Collected data entries:
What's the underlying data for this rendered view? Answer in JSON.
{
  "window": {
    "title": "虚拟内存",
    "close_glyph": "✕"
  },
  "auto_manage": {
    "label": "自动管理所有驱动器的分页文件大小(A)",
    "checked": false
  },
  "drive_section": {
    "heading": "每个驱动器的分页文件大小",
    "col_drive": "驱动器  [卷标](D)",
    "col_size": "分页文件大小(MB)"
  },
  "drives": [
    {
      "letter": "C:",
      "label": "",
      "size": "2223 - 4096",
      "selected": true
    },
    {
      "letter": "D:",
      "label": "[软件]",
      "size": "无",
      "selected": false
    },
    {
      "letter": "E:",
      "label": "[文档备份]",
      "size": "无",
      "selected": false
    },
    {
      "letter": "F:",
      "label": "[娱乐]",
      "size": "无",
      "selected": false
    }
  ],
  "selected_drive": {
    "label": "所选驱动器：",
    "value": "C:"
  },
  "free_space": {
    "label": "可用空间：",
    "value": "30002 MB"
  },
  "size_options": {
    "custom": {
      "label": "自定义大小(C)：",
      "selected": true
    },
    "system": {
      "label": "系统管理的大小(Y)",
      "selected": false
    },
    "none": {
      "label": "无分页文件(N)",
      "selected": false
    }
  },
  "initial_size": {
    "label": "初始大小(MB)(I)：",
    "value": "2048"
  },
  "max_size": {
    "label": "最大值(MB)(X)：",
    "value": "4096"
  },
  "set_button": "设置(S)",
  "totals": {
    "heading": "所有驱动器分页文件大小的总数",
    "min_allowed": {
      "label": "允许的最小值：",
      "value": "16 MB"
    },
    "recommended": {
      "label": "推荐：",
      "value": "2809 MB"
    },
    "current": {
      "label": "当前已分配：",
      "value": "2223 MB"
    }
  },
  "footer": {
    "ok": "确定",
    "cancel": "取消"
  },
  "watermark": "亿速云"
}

● **EXERCISE REQUIREMENTS**
Which lines contain "value"? Show each of them.

● **RESULT OF THE EXERCISE**
    "value": "C:"
    "value": "30002 MB"
    "value": "2048"
    "value": "4096"
      "value": "16 MB"
      "value": "2809 MB"
      "value": "2223 MB"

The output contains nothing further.